Aim of the exercise => Work out the number of lines containing "placeholder". Answer with nothing but that number.

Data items
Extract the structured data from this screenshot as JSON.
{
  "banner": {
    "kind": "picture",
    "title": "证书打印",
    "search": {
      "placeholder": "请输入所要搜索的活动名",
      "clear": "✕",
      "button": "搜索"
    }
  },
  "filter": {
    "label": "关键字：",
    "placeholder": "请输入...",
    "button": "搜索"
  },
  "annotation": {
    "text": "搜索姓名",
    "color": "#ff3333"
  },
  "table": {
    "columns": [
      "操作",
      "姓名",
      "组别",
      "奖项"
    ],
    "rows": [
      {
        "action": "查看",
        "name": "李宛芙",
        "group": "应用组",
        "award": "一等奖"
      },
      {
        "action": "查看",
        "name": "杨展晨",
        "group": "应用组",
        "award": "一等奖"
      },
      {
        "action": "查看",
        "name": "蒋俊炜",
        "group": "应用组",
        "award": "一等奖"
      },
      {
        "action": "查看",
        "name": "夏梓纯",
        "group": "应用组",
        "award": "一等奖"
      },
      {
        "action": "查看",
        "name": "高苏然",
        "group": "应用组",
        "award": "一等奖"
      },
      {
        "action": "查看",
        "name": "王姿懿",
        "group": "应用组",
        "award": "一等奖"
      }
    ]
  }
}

Answer in full => 2